◆ **Objective**
Search the material below for the string "JSON" and list each line that holds it.

===== Dataset

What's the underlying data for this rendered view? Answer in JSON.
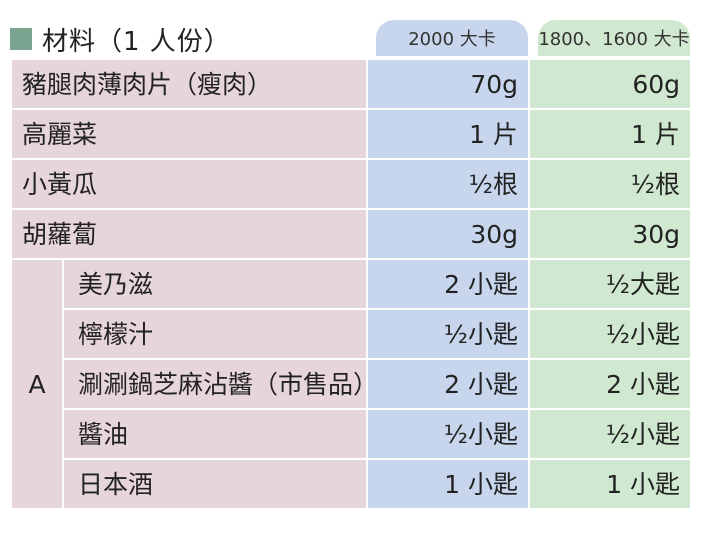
{
  "header": {
    "title": "材料（1 人份）",
    "columns": {
      "kcal_2000": "2000 大卡",
      "kcal_1800_1600": "1800、1600 大卡"
    }
  },
  "rows": [
    {
      "name": "豬腿肉薄肉片（瘦肉）",
      "kcal_2000": "70g",
      "kcal_1800_1600": "60g"
    },
    {
      "name": "高麗菜",
      "kcal_2000": "1 片",
      "kcal_1800_1600": "1 片"
    },
    {
      "name": "小黃瓜",
      "kcal_2000": "½根",
      "kcal_1800_1600": "½根"
    },
    {
      "name": "胡蘿蔔",
      "kcal_2000": "30g",
      "kcal_1800_1600": "30g"
    }
  ],
  "group_a": {
    "label": "A",
    "items": [
      {
        "name": "美乃滋",
        "kcal_2000": "2 小匙",
        "kcal_1800_1600": "½大匙"
      },
      {
        "name": "檸檬汁",
        "kcal_2000": "½小匙",
        "kcal_1800_1600": "½小匙"
      },
      {
        "name": "涮涮鍋芝麻沾醬（市售品）",
        "kcal_2000": "2 小匙",
        "kcal_1800_1600": "2 小匙"
      },
      {
        "name": "醬油",
        "kcal_2000": "½小匙",
        "kcal_1800_1600": "½小匙"
      },
      {
        "name": "日本酒",
        "kcal_2000": "1 小匙",
        "kcal_1800_1600": "1 小匙"
      }
    ]
  }
}
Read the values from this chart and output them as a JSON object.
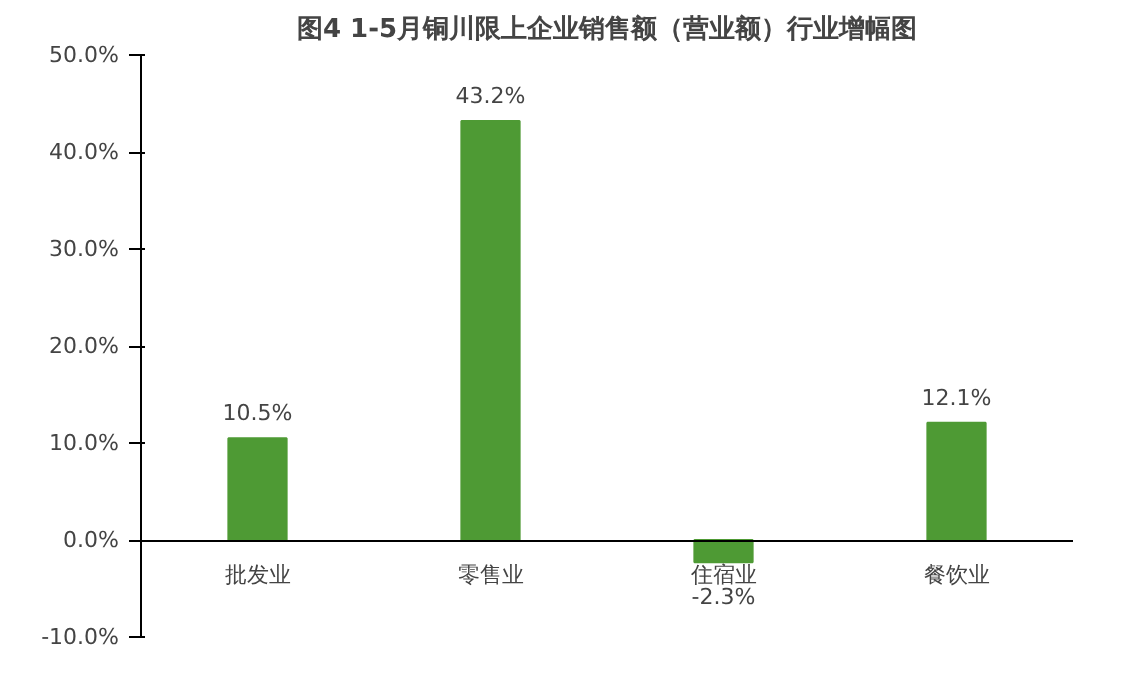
{
  "chart_data": {
    "type": "bar",
    "title": "图4 1-5月铜川限上企业销售额（营业额）行业增幅图",
    "categories": [
      "批发业",
      "零售业",
      "住宿业",
      "餐饮业"
    ],
    "values": [
      10.5,
      43.2,
      -2.3,
      12.1
    ],
    "value_labels": [
      "10.5%",
      "43.2%",
      "-2.3%",
      "12.1%"
    ],
    "color": "#4e9a34",
    "ylim": [
      -10,
      50
    ],
    "yticks": [
      {
        "value": -10,
        "label": "-10.0%"
      },
      {
        "value": 0,
        "label": "0.0%"
      },
      {
        "value": 10,
        "label": "10.0%"
      },
      {
        "value": 20,
        "label": "20.0%"
      },
      {
        "value": 30,
        "label": "30.0%"
      },
      {
        "value": 40,
        "label": "40.0%"
      },
      {
        "value": 50,
        "label": "50.0%"
      }
    ],
    "grid": false
  }
}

==========

◆ **Response to this exercise**
What's the underlying data for this rendered view? Answer in JSON.
Read the values from this chart and output them as a JSON object.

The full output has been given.